RECORD EXCERPTS
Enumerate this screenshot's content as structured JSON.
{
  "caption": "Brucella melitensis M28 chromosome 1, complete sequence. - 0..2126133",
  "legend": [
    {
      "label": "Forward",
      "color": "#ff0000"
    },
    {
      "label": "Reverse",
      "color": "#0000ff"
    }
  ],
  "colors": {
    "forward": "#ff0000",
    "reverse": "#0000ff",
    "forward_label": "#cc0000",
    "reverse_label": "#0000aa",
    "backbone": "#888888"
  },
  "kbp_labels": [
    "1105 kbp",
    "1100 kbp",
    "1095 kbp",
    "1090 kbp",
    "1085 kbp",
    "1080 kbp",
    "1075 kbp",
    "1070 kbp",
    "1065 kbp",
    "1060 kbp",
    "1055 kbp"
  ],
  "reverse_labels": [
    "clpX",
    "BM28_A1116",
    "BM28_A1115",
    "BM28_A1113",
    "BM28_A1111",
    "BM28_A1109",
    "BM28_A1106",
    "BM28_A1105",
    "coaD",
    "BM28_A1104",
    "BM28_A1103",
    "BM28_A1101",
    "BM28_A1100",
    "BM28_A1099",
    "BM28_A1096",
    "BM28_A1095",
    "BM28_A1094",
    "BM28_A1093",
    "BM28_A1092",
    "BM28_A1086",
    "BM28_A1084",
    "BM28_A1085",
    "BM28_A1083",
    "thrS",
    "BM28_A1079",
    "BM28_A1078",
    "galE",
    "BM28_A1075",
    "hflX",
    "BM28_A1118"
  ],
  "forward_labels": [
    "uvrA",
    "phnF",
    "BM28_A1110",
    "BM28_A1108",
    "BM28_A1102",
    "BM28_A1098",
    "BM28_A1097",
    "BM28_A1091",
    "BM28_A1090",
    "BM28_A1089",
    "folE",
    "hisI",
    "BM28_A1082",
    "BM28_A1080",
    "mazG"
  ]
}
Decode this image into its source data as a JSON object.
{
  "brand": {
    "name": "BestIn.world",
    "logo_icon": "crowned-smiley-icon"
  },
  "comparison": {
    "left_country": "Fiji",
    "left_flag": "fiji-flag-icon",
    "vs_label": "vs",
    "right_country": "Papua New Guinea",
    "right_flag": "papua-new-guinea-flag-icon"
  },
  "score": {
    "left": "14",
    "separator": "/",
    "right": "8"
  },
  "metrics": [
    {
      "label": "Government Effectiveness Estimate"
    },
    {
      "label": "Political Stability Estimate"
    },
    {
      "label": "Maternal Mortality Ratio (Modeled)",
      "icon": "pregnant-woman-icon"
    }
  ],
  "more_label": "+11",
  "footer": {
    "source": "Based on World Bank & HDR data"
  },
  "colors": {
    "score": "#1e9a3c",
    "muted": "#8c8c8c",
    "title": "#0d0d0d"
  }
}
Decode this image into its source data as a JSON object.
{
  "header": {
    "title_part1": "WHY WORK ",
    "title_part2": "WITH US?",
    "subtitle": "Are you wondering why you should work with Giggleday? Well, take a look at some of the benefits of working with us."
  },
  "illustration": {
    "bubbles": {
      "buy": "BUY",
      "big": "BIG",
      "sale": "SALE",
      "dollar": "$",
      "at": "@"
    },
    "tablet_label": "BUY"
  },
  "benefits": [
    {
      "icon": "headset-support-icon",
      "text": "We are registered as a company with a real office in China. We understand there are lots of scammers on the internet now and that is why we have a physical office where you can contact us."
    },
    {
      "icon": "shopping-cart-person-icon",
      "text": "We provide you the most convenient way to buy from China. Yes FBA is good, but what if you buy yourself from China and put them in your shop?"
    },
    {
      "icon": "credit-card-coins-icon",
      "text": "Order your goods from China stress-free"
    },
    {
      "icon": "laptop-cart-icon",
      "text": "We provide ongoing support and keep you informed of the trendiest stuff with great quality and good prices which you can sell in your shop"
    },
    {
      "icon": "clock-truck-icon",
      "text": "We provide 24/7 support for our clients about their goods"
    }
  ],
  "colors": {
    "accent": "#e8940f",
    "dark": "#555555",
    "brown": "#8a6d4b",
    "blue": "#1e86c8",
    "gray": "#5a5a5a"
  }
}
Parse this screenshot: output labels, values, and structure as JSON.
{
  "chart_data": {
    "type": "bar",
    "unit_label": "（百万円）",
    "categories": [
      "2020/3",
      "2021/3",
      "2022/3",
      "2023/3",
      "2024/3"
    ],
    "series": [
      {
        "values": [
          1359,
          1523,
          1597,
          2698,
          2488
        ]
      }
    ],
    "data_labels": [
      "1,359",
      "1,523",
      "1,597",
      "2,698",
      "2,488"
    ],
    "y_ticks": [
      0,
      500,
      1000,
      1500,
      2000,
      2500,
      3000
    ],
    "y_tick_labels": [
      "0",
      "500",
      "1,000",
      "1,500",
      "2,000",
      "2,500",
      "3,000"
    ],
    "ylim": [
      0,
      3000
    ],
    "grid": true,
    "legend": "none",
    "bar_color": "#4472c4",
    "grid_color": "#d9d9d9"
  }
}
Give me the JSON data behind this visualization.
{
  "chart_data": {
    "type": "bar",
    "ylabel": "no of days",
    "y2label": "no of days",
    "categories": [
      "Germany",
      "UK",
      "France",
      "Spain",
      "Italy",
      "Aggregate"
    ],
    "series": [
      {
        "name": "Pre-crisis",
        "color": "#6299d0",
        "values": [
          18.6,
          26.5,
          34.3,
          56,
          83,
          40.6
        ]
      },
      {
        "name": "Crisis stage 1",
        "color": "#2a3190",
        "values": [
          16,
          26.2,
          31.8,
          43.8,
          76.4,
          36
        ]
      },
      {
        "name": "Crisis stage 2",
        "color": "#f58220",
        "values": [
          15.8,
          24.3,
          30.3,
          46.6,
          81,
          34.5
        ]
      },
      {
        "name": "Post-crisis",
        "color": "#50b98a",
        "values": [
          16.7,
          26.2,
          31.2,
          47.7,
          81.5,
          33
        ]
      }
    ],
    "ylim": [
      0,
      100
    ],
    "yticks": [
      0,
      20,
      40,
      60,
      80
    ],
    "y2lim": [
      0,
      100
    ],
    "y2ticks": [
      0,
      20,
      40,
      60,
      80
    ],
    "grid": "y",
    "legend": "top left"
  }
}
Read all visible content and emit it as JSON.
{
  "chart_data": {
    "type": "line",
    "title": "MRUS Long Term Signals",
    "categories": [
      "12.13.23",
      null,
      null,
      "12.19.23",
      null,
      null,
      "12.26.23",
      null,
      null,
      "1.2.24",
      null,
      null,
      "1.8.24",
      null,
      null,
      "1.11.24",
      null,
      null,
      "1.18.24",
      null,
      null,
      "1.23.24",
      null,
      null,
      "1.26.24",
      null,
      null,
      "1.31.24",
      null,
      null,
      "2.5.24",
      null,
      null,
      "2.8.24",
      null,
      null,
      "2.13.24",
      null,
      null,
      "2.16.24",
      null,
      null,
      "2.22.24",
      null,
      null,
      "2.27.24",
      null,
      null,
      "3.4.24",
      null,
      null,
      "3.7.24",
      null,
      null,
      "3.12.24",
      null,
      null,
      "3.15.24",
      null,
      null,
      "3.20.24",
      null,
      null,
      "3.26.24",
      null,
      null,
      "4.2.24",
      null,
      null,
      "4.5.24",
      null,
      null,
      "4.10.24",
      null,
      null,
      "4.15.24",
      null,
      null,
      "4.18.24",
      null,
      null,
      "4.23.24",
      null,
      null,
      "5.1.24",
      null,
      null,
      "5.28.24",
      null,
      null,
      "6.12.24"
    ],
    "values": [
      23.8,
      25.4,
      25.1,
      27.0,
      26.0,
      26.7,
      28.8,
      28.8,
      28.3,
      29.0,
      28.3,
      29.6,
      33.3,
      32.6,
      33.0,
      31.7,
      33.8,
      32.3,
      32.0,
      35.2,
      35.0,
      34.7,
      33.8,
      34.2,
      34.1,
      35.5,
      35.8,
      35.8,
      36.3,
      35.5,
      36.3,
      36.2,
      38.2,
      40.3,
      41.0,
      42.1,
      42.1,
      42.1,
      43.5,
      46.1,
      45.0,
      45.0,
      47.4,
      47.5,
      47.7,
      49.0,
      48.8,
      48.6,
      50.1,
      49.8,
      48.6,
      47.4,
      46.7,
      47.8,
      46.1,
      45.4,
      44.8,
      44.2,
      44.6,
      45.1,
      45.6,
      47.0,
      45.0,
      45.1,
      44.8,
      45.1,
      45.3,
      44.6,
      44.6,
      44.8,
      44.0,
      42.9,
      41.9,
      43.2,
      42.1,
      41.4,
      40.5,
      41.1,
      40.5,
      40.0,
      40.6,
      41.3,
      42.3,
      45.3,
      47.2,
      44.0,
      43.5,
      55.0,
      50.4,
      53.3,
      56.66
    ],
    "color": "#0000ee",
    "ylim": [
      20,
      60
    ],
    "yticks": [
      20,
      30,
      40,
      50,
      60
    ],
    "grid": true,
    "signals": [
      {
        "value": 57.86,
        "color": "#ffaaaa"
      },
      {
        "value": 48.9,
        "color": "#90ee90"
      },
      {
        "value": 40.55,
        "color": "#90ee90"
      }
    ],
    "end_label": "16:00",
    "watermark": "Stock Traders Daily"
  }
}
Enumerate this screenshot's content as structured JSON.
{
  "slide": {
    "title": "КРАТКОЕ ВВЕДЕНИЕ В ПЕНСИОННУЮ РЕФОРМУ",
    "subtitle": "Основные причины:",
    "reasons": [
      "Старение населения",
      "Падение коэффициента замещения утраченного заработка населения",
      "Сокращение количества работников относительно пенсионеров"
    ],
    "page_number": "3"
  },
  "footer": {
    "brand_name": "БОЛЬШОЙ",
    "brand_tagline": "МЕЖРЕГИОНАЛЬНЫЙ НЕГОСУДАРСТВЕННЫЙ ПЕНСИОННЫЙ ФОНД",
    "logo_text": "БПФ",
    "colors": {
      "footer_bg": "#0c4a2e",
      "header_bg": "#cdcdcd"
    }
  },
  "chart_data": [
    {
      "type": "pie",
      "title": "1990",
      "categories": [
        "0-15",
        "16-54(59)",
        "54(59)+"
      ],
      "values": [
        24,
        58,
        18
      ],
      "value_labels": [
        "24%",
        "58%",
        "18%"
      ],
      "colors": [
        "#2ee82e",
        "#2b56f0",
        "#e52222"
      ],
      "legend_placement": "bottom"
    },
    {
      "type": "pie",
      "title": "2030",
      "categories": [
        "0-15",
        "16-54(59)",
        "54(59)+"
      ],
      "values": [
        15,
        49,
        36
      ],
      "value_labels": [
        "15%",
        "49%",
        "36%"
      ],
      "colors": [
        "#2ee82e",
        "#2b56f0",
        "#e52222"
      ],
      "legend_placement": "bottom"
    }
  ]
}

EXERCISE DIRECTIONS
Which lines contain the word "goods"? Copy each of them.

ANSWER IN FULL
      "text": "Order your goods from China stress-free"
      "text": "We provide 24/7 support for our clients about their goods"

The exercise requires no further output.